### Goal of the exercise
In the records that follow, locate every line with "Price" and extract it.

[START OF Supplied entries]

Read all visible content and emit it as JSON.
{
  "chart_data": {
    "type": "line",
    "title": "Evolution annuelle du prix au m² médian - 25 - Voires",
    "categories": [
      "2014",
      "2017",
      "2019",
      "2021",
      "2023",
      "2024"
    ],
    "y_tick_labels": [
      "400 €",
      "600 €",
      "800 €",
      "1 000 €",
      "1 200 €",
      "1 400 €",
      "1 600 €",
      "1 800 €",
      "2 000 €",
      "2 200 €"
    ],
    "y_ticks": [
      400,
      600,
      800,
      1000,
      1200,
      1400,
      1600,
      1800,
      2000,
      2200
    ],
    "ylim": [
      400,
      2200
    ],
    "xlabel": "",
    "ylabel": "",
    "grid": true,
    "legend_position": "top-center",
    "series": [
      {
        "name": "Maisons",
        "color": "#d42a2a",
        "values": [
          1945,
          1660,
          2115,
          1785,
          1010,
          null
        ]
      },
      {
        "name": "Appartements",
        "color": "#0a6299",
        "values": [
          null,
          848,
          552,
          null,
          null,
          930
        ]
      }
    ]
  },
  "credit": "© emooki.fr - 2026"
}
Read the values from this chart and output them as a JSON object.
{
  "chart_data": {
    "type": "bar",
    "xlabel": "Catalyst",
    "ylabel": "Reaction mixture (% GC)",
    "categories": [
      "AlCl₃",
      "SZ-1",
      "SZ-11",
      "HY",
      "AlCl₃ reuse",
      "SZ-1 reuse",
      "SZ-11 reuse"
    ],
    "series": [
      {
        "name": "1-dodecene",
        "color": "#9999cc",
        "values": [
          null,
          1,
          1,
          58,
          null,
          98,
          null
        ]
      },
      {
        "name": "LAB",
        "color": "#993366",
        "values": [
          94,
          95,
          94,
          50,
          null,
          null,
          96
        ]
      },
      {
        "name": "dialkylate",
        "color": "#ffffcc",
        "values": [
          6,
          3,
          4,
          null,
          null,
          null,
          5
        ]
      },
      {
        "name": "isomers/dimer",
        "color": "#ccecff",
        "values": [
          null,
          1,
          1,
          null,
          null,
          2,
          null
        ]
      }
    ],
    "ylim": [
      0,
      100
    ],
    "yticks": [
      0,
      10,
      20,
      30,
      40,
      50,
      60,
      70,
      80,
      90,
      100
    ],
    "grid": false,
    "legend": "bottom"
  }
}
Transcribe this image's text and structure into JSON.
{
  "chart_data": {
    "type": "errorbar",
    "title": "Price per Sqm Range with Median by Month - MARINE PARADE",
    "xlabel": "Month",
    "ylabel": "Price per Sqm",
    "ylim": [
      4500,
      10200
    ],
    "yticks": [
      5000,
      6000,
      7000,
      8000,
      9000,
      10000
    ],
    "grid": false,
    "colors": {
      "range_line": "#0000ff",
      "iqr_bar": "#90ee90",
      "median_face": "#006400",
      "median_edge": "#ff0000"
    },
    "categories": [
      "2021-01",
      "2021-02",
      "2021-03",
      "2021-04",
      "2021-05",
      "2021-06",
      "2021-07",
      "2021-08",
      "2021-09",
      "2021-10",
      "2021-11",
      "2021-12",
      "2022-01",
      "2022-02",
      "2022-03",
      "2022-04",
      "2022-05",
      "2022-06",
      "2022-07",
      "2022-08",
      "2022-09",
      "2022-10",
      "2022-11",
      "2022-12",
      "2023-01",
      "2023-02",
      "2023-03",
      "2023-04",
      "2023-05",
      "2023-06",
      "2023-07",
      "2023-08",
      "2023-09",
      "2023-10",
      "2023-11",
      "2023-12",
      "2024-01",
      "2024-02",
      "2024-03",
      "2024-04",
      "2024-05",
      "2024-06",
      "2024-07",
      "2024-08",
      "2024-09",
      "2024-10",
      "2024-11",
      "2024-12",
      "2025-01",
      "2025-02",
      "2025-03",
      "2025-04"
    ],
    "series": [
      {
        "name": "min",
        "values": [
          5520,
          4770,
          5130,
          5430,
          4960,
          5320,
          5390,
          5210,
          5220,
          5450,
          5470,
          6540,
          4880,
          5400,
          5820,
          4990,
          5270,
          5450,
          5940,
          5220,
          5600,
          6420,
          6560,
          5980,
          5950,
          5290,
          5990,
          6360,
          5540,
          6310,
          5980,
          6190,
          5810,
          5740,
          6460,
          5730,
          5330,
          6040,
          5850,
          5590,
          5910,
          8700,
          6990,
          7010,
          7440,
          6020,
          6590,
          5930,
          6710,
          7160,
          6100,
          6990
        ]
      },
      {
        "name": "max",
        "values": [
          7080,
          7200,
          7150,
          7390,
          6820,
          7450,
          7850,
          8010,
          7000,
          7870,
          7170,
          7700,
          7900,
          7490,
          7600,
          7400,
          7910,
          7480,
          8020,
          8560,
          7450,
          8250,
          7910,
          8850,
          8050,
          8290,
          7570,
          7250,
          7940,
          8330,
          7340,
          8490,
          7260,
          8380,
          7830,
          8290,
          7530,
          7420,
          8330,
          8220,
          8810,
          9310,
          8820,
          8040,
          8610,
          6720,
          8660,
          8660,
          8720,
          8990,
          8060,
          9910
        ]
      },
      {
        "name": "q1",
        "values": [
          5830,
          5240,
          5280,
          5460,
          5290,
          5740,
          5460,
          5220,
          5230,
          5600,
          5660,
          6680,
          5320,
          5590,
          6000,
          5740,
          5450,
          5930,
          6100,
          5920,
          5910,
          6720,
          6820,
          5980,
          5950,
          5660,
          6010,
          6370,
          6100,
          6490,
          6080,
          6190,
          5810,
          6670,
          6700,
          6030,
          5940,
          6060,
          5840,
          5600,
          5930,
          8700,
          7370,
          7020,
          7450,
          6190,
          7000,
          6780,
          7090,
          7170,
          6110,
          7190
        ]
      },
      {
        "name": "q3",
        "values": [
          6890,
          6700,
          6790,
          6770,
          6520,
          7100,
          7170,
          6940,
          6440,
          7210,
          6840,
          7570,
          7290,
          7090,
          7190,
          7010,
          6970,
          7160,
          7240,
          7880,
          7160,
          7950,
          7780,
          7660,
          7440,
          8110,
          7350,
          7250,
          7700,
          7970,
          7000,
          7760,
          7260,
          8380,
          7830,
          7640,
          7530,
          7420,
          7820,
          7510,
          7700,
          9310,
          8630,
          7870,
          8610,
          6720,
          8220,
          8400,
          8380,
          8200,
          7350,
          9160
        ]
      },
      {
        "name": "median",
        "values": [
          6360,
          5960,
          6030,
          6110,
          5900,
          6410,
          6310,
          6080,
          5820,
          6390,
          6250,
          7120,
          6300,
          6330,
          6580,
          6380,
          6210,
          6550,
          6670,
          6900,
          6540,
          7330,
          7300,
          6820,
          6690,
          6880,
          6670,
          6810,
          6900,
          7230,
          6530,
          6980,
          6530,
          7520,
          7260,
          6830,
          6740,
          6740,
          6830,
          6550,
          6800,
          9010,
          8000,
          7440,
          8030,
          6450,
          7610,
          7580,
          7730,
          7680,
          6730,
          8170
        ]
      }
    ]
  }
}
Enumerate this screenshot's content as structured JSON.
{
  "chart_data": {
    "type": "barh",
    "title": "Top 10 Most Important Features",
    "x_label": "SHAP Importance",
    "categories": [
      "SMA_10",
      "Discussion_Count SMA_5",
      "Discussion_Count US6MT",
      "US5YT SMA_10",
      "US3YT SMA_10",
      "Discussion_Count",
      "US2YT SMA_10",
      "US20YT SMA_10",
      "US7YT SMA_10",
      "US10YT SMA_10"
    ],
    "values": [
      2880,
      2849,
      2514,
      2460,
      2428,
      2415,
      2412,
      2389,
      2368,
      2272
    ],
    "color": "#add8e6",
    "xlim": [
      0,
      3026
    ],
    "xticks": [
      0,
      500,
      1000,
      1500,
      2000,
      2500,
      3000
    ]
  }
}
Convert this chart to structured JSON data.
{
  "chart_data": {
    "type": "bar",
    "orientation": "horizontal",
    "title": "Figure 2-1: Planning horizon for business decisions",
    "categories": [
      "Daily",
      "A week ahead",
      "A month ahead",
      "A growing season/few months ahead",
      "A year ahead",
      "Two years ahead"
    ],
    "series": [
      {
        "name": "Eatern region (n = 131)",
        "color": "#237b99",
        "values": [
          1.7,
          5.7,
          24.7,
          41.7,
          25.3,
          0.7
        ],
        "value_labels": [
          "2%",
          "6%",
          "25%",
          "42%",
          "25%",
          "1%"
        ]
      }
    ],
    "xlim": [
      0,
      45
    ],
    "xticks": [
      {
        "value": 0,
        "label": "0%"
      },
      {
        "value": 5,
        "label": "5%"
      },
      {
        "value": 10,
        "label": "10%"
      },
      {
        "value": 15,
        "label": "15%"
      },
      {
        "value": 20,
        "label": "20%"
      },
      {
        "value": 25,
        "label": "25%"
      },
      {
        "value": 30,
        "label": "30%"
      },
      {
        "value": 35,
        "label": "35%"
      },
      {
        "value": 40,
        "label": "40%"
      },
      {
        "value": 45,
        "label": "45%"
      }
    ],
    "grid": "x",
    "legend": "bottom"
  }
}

[END OF Supplied entries]

### Written solution
    "title": "Price per Sqm Range with Median by Month - MARINE PARADE",
    "ylabel": "Price per Sqm",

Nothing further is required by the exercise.